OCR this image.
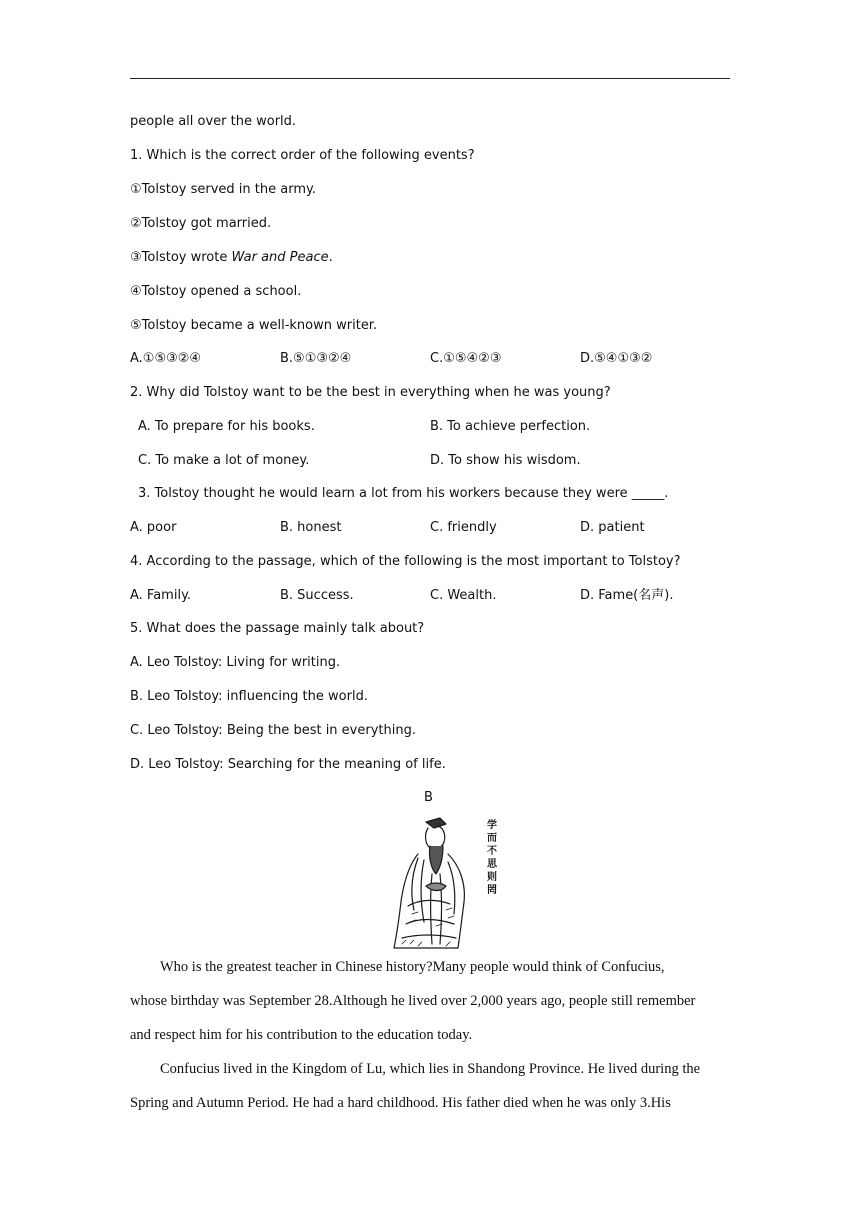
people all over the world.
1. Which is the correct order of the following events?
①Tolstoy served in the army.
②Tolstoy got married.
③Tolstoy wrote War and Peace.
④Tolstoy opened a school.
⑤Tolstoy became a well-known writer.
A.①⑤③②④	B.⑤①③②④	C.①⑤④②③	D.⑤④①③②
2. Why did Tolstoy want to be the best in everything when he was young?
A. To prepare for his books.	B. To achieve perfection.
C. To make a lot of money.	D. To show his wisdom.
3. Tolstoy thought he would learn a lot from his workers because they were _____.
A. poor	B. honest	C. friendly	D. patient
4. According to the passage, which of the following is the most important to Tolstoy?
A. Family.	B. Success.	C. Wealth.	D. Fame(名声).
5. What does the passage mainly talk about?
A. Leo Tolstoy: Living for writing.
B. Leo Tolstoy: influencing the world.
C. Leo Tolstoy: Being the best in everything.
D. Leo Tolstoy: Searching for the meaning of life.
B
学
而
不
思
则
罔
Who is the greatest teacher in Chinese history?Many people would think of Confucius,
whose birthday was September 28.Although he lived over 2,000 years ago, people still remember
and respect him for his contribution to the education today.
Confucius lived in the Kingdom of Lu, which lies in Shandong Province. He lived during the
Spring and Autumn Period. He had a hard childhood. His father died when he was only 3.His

○ ○ ○ ○

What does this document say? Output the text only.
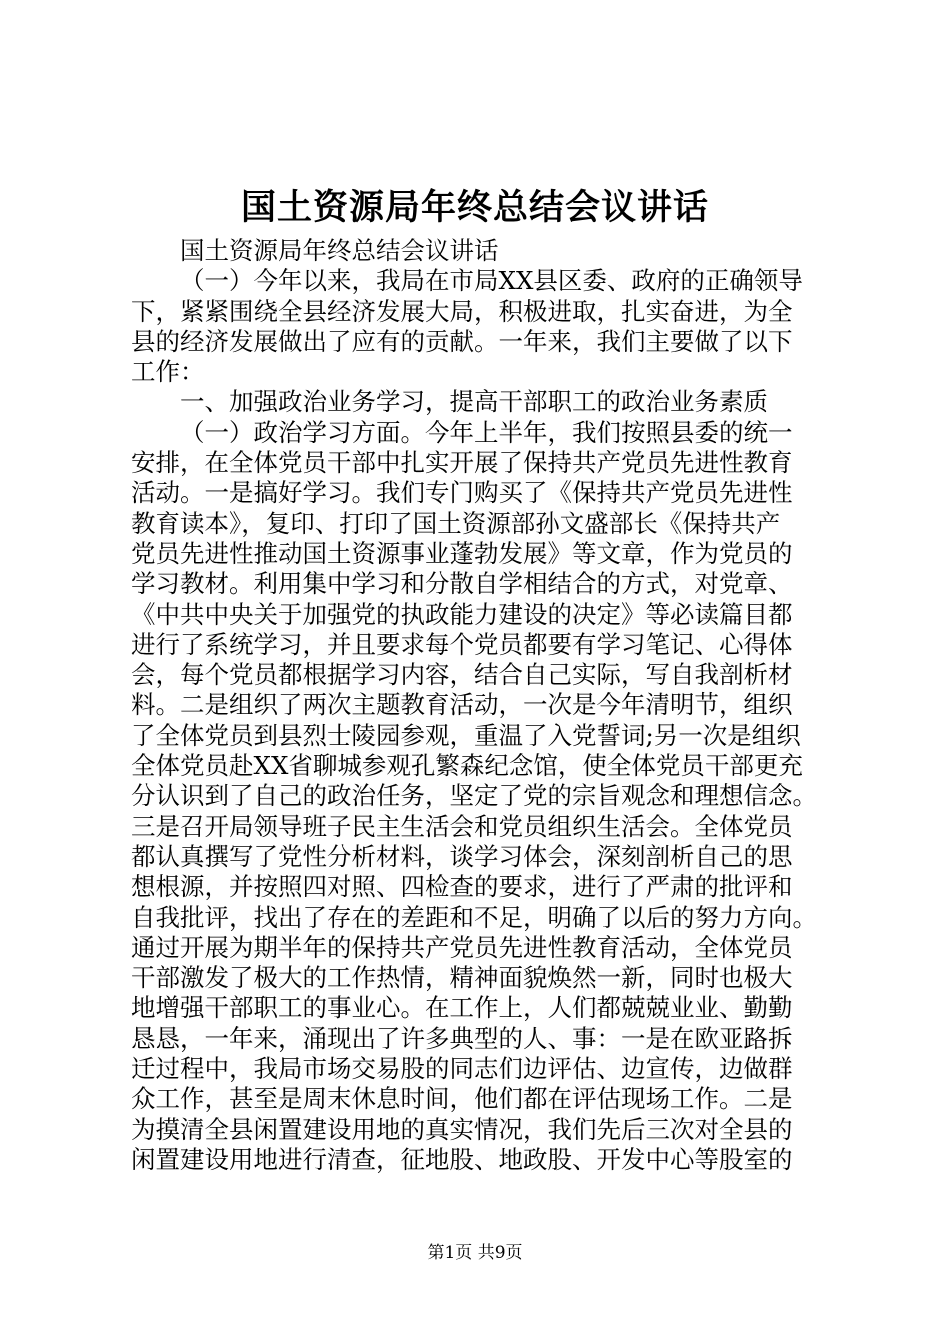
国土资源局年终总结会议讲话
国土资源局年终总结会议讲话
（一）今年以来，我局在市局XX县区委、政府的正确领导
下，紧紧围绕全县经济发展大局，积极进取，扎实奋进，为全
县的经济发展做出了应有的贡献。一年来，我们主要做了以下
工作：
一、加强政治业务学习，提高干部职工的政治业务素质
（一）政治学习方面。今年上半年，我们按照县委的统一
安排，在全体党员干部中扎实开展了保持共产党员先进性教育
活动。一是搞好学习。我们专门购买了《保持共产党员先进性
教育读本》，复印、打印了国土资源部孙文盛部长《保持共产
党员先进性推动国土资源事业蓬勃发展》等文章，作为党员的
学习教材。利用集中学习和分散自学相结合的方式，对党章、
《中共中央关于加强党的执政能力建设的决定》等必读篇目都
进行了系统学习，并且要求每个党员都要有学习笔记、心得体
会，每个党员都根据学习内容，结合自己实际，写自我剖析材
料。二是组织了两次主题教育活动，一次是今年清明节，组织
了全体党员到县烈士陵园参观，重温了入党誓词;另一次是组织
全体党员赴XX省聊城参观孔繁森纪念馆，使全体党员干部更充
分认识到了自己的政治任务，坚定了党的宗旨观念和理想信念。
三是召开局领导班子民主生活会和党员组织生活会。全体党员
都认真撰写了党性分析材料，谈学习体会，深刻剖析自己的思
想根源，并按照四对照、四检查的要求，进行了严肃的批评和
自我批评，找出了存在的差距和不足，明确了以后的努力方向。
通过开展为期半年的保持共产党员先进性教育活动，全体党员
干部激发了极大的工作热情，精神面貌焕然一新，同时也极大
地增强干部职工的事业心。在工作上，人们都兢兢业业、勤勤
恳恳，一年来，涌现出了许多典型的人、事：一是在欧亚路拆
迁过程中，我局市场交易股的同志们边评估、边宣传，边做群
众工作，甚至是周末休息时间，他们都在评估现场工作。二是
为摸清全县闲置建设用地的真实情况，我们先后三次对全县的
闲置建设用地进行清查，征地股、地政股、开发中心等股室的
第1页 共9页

○ ○ ○ ○

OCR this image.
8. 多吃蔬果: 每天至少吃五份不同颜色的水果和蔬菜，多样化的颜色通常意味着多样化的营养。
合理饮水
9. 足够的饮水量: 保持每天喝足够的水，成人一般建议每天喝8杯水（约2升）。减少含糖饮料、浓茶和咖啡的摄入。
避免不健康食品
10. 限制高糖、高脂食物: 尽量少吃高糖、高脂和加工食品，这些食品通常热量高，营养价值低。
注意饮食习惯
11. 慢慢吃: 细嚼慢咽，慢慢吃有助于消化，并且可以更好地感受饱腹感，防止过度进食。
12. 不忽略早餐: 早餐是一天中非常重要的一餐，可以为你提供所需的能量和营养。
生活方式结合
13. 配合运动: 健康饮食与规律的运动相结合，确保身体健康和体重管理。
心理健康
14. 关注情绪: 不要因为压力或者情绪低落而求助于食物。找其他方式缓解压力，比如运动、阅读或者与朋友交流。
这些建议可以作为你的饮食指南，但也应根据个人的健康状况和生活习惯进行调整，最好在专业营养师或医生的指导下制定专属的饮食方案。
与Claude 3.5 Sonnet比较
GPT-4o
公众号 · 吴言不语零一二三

○ ○ ○ ○

### Task prompt
Pull out every line of the entries that includes the word "following".

### Exercise response
1. Which is the correct order of the following events?
4. According to the passage, which of the following is the most important to Tolstoy?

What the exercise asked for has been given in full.